▶ [Brief]: Select, from the data, each line where "China" occurs.
....................
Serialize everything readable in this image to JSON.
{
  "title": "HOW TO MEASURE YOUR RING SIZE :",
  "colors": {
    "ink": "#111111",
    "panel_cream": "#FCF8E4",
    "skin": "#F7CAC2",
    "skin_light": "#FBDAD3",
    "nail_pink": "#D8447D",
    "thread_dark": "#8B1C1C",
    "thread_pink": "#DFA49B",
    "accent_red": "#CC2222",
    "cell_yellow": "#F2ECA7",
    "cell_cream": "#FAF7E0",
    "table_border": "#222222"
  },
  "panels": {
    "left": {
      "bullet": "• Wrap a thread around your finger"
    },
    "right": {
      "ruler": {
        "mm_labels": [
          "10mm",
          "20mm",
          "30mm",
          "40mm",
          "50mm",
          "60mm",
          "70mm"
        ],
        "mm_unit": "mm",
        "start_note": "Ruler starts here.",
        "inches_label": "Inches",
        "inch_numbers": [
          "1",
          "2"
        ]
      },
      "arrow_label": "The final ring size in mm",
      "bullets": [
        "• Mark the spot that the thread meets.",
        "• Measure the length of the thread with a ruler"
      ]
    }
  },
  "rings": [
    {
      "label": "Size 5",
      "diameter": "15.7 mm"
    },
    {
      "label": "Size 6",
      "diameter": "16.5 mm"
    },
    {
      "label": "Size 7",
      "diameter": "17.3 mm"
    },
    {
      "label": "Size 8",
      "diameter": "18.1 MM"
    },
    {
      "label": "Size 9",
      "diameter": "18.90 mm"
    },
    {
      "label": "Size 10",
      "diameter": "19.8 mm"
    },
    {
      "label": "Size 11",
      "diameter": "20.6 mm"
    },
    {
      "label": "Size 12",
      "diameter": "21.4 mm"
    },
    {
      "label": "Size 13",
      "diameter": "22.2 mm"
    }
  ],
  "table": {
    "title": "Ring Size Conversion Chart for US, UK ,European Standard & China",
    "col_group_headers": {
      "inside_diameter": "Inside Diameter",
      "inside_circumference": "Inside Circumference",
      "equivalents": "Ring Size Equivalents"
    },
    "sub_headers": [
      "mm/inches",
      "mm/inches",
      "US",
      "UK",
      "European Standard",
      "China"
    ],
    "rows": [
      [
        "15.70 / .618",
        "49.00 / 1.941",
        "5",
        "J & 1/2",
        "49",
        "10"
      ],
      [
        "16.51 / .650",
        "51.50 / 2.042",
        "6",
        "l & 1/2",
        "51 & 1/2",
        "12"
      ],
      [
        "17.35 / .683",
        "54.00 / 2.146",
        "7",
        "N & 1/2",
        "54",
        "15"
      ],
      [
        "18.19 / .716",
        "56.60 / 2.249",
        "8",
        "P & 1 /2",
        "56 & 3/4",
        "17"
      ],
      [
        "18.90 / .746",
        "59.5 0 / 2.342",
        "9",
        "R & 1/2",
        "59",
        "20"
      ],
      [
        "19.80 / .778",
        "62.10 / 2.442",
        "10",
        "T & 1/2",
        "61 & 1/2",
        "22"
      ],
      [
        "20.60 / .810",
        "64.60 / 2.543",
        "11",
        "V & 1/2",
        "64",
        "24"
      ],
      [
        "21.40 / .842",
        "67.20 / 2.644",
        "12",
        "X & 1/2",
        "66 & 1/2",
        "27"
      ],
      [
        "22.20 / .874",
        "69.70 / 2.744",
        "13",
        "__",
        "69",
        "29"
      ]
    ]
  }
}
....................
▶ [Answer below]:
    "title": "Ring Size Conversion Chart for US, UK ,European Standard & China",
      "China"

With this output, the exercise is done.